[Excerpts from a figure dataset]
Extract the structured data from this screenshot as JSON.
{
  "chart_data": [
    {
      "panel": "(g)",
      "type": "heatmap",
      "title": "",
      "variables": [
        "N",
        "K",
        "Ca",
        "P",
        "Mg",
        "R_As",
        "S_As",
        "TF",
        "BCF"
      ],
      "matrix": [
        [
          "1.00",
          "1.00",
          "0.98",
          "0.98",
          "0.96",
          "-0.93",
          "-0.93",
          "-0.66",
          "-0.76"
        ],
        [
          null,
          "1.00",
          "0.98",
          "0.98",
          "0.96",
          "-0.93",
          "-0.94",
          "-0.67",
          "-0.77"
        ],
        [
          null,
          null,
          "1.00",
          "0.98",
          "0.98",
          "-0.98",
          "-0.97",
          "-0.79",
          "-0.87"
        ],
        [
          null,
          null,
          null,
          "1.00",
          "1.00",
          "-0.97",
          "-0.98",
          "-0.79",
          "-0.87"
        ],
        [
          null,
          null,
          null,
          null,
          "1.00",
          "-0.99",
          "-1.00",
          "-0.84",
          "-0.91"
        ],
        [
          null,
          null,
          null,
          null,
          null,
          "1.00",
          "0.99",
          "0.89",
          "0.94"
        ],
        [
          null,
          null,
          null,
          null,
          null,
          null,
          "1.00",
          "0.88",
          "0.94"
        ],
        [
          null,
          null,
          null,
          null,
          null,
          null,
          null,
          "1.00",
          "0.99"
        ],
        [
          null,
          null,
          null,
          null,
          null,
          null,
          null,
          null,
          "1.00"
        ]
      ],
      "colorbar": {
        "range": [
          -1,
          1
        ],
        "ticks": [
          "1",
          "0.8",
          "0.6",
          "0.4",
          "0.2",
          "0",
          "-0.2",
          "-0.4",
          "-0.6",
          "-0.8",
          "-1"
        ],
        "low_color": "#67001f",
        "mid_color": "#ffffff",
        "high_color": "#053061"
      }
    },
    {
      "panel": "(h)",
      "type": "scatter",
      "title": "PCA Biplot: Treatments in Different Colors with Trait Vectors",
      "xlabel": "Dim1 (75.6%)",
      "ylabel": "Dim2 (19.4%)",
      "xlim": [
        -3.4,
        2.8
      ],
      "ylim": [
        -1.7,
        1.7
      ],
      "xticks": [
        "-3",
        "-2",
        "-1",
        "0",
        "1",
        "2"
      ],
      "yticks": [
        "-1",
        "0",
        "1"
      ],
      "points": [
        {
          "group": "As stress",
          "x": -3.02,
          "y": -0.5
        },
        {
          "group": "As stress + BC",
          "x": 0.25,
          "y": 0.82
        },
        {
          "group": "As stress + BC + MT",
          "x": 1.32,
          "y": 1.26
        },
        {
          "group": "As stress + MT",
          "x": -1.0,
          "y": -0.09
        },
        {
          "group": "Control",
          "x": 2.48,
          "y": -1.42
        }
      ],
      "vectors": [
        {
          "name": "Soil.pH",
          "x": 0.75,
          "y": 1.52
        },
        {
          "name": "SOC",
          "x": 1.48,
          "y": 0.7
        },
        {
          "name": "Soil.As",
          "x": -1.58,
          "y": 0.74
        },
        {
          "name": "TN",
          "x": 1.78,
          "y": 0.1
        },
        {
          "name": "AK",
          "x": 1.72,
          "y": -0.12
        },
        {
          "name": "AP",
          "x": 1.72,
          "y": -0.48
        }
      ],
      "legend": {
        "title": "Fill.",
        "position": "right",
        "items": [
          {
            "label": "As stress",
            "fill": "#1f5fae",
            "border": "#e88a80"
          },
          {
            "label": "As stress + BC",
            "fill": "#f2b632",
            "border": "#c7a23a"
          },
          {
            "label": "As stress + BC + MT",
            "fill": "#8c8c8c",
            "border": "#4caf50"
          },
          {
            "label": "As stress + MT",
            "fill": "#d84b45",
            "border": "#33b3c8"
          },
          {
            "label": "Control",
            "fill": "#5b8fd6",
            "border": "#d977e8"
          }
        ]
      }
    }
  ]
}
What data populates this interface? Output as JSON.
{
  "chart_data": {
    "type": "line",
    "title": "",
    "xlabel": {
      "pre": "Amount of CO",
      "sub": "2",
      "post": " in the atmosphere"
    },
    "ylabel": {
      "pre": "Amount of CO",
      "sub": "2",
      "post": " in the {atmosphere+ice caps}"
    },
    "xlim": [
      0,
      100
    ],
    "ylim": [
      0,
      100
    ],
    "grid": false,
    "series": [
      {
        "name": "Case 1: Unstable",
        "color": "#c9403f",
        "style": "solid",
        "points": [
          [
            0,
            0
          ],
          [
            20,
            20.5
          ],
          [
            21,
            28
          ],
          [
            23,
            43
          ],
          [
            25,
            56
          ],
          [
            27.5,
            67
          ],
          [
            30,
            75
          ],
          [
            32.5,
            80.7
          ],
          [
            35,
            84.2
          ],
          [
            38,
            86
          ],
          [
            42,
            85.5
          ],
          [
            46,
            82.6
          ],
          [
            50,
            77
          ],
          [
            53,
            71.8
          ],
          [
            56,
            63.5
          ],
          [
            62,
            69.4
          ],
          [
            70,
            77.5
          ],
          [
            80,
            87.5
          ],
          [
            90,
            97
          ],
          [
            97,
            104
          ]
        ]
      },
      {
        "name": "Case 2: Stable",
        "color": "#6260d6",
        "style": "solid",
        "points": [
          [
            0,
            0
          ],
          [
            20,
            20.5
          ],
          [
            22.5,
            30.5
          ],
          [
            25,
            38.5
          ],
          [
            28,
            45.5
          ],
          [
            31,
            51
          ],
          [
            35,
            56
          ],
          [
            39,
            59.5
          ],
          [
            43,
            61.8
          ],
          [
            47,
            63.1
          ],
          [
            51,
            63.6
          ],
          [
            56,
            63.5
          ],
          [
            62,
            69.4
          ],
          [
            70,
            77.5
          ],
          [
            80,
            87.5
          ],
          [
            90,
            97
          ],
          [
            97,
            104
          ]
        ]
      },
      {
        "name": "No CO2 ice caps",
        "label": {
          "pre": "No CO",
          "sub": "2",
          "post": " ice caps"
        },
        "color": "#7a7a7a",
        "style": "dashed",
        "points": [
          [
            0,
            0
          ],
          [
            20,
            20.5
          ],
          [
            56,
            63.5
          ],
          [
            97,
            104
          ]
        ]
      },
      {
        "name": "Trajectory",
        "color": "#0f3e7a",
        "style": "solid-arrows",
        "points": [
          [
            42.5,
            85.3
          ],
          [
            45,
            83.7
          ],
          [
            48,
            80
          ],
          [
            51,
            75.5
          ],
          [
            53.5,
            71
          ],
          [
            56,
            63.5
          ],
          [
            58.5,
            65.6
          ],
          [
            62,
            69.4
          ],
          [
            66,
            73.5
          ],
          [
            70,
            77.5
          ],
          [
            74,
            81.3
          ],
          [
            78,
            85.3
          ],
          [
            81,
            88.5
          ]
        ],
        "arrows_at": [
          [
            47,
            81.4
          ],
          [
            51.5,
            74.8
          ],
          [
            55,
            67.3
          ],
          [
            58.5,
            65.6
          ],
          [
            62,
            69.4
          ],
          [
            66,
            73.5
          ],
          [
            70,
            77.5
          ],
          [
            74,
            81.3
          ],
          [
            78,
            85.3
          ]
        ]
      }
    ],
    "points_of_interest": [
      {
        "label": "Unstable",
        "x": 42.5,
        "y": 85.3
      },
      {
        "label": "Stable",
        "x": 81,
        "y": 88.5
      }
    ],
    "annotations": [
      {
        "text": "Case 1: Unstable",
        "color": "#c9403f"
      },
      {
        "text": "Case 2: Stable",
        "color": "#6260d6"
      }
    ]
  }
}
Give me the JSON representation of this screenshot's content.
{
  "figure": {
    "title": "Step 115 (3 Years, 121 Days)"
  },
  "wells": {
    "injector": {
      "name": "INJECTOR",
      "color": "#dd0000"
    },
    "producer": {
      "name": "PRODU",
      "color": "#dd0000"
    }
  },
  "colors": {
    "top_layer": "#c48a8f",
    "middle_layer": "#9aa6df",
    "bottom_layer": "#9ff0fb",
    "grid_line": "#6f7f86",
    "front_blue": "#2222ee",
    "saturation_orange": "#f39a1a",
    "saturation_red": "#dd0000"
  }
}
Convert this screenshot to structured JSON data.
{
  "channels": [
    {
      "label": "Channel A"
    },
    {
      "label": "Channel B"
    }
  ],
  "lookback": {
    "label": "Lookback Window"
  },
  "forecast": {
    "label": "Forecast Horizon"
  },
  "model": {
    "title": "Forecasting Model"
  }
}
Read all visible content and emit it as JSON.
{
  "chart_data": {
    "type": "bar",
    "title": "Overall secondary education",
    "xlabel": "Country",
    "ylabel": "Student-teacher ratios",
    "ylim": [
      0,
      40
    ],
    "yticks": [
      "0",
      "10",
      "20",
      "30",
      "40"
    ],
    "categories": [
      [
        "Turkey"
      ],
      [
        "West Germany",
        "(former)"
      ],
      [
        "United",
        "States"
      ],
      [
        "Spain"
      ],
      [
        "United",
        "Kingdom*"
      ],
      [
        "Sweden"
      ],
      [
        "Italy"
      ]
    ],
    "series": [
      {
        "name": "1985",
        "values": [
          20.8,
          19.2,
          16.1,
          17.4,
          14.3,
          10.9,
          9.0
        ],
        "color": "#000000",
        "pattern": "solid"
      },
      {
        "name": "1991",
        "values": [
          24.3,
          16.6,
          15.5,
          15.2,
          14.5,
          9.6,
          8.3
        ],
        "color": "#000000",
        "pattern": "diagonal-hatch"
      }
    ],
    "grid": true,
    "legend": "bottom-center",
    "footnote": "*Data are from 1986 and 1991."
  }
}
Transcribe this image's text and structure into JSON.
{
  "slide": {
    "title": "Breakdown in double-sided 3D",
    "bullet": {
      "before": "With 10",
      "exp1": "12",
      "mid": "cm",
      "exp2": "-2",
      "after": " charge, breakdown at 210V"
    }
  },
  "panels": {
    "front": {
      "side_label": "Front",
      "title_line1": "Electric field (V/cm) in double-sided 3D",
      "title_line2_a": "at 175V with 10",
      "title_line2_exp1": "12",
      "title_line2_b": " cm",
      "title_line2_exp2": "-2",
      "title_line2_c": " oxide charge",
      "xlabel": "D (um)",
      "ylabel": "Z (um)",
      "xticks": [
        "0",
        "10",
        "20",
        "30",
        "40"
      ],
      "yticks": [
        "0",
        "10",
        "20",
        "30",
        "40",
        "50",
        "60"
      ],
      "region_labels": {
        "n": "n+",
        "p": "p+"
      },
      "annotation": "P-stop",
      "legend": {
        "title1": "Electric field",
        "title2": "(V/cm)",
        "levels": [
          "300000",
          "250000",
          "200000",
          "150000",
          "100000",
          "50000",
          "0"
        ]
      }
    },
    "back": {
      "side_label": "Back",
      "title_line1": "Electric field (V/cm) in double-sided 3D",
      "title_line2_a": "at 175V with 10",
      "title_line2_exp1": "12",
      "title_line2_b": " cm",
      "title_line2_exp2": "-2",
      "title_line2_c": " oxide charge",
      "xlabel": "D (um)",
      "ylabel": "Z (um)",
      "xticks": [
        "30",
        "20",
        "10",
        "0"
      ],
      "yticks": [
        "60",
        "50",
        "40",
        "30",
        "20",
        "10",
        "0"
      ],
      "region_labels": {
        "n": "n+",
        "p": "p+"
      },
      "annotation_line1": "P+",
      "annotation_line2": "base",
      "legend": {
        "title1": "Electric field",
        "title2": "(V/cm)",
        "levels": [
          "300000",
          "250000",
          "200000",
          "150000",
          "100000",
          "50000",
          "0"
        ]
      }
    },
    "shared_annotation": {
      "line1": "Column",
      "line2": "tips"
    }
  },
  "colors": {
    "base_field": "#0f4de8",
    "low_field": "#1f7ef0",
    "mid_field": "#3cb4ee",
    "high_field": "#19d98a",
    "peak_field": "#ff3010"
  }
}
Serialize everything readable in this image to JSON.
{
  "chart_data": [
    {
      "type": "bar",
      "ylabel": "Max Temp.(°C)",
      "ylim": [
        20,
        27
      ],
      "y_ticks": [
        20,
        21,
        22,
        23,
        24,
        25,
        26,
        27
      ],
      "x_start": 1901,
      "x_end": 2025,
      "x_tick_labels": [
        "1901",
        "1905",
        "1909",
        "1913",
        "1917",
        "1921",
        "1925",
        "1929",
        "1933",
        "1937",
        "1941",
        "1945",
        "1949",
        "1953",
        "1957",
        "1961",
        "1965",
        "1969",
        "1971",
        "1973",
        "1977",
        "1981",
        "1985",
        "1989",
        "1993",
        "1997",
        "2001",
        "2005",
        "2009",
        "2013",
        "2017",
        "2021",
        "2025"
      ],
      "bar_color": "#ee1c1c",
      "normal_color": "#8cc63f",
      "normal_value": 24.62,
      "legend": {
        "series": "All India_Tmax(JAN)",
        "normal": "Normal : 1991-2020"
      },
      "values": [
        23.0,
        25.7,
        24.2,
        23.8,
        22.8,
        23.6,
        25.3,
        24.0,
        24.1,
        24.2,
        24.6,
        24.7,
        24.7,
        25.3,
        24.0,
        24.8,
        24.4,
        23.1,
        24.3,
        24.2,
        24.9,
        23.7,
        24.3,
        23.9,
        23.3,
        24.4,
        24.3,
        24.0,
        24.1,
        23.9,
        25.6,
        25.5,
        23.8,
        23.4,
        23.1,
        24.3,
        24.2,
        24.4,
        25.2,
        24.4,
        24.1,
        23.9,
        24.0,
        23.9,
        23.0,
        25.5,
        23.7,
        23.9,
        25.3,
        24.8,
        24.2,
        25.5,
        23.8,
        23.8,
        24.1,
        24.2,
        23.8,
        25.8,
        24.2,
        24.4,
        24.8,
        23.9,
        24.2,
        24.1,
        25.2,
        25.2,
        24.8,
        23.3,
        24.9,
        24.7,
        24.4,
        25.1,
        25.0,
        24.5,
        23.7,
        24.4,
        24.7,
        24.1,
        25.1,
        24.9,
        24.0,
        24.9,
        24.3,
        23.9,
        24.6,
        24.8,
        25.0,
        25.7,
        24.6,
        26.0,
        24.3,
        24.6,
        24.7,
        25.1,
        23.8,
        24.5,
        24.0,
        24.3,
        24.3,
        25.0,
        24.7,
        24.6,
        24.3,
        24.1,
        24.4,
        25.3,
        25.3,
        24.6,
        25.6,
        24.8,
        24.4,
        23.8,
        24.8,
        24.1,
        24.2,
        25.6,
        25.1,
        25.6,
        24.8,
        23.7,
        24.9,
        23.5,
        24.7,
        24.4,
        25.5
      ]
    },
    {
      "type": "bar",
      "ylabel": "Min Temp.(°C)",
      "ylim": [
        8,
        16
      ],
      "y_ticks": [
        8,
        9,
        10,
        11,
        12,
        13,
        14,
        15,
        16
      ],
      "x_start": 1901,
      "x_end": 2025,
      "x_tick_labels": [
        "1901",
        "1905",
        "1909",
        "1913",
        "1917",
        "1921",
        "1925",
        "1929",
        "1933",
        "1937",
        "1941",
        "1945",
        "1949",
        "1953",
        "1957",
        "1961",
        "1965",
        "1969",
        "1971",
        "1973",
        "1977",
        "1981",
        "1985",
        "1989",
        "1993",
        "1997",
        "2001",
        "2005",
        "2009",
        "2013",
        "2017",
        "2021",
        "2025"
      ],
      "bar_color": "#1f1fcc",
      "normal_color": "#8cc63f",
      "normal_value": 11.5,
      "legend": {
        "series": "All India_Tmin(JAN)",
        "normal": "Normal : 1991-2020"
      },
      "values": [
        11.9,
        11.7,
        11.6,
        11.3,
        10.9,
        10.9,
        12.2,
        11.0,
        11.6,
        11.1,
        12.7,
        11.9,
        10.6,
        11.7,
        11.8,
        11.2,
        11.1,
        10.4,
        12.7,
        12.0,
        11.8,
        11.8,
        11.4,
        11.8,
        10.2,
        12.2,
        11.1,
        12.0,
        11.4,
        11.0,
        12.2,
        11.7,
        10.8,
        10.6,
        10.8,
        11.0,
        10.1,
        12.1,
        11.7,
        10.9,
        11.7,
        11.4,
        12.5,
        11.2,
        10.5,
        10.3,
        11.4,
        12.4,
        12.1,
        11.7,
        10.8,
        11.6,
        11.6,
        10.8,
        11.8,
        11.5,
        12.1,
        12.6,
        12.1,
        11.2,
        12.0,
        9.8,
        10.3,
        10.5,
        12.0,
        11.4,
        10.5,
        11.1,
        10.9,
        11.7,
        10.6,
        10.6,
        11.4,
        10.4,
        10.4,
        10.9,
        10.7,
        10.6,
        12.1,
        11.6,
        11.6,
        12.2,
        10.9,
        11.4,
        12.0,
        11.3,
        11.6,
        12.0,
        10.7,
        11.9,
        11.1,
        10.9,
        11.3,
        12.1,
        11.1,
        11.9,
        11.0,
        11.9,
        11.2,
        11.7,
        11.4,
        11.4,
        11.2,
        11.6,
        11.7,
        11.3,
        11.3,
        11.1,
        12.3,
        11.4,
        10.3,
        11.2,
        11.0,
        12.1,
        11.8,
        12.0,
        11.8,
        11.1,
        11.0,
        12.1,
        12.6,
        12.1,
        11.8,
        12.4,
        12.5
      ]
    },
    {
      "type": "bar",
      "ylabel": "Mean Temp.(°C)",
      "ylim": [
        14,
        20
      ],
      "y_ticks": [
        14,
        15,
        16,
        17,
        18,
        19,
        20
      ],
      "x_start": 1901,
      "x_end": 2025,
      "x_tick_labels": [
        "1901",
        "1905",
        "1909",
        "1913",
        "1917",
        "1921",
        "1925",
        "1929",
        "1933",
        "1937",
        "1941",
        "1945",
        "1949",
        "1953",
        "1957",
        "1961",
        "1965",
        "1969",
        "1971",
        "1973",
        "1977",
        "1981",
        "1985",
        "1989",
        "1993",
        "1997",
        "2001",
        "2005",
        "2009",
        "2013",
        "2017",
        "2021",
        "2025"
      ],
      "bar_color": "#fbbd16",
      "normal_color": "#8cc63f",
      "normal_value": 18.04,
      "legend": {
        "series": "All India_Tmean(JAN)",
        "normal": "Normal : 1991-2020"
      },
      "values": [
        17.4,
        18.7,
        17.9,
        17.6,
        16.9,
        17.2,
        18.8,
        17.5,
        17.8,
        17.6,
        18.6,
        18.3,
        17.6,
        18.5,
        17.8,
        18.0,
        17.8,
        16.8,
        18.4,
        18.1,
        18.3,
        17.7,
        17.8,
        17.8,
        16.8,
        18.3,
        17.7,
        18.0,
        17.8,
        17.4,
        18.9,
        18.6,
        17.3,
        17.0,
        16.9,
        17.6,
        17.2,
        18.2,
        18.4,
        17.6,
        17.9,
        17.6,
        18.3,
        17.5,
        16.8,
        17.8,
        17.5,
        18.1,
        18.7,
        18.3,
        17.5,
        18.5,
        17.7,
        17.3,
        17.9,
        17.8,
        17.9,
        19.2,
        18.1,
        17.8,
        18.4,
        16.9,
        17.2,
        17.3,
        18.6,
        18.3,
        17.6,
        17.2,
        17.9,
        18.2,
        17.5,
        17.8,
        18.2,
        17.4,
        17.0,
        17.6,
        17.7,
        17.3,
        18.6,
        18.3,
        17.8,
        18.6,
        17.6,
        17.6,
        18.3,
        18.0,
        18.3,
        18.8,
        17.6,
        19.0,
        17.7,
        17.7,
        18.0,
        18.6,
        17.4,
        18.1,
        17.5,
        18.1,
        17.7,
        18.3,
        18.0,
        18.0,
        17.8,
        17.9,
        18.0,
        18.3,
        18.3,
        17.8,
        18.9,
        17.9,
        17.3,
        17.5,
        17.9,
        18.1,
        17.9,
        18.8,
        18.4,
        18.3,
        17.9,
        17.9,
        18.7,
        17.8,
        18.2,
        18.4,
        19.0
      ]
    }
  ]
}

* _Exercise description_:
Look through the data and show every line containing "ylabel".

* _Solved exercise_:
      "ylabel": "Dim2 (19.4%)",
    "ylabel": {
    "ylabel": "Student-teacher ratios",
      "ylabel": "Z (um)",
      "ylabel": "Z (um)",
      "ylabel": "Max Temp.(°C)",
      "ylabel": "Min Temp.(°C)",
      "ylabel": "Mean Temp.(°C)",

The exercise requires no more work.